- [TEXT SEGMENT]:
○ ○ ○
In other words, measuring at slit 1 or slit 2 effectively closes the slit where the measurement operation is done. So, you calculate as if only one slit were open and you get the correct data distribution.

Also, can anybody explain to me as to how a single electron creates an interference pattern in reality?
I am completely at sea as far as understanding this phenomenon is concerned. I know that in theory we have wavefunctions, but how can all the paths that can be followed by the electron, consist of one in which it passes through both the slits?

Everybody is in the same sea of not understanding this phenomenon as you. It's the archetypal quantum mystery.

It's just that if you don't do any measurement operation at slit 1 or slit 2 then you can calculate in terms of both slits being open, and you get the correct data distribution (eg., a banded interference pattern in a typical single quantum two-slit experiment registering sequences of detections of individual quanta).

What's actually, physically happening at the slits and the detectors is anybody's guess. And, if the principles of quantum theory are correct, then whatever is going on in reality (regarding emitters and filters and detectors of quantum phenomena) will remain a matter of metaphysical speculation.

 

[neu]

I'm not trying to get around the problem here, I just want to clarify something.

What about enclosing the whole thing in a ionisation chamber and looking at the paths of the charged electron throught the system. Presumably one would observe straight lines through one slit or the other and no interferrence pattern?

apologies for my ignorance

 

[Fra]

Not sure I got the orignal question but IMO if you take the information theoretic view, the collapse is seen as a revision of the expectations in response to further information (observation).

If you have a box containing a cat, and you know that either it's dead or alive. Then after you check it and see it's dead, you obviously update your opinion. You no longer think it's 50/50.

The key might be that all other observers, and particles interacting with this box, will act upon the possibility that it's dead or alive. Like a poker player, he acts upon not what is the truth, but what the information he has about the truth, and he updates his opinion each time he observes new cards.

/Fredrik

 

[akhmeteli]

I was impressed by the following article answering the question in the thread title:
http://www.arxiv.org/abs/quant-ph/0702135
"The measurement of a spin-$\half$ is modeled by coupling it to an apparatus, that consists of an Ising magnetic dot coupled to a phonon bath. Features of quantum measurements are derived from the dynamical solution of the measurement, regarded as a process of quantum statistical mechanics. Schr\"odinger cat terms involving both the system and the apparatus, die out very quickly, while the registration is a process taking the apparatus from its initially metastable state to one of its stable final states. The occurrence of Born probabilities can be inferred at the macroscopic level, by looking at the pointer alone. Apparent non-unitary behavior of the measurement process is explained by the arisal of small many particle correlations, that characterize relaxation."
○ ○ ○
- [GIVEN MATERIAL]:
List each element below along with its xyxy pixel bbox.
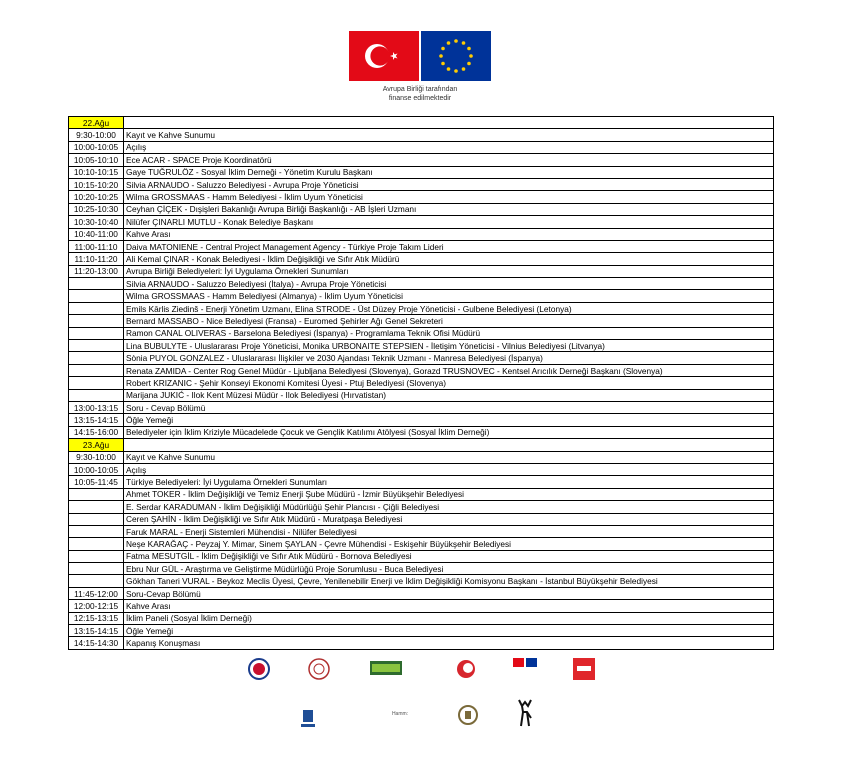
○ ○ ○
- [EXERCISES]:
a) From the forum thread on quantum measurement, return the passage starting with "Also, can anybody" and going on through "archetypal quantum mystery.".
b) Translate this sentence from the forum thread on quantum measurement into Spanish: "What's actually, physically happening at the slits and the detectors is anybody's guess."

- [RESULTS BY TASK]:
a)
Also, can anybody explain to me as to how a single electron creates an interference pattern in reality?
I am completely at sea as far as understanding this phenomenon is concerned. I know that in theory we have wavefunctions, but how can all the paths that can be followed by the electron, consist of one in which it passes through both the slits?

Everybody is in the same sea of not understanding this phenomenon as you. It's the archetypal quantum mystery.

b) Lo que realmente, físicamente, está ocurriendo en las rendijas y en los detectores es algo que nadie sabe.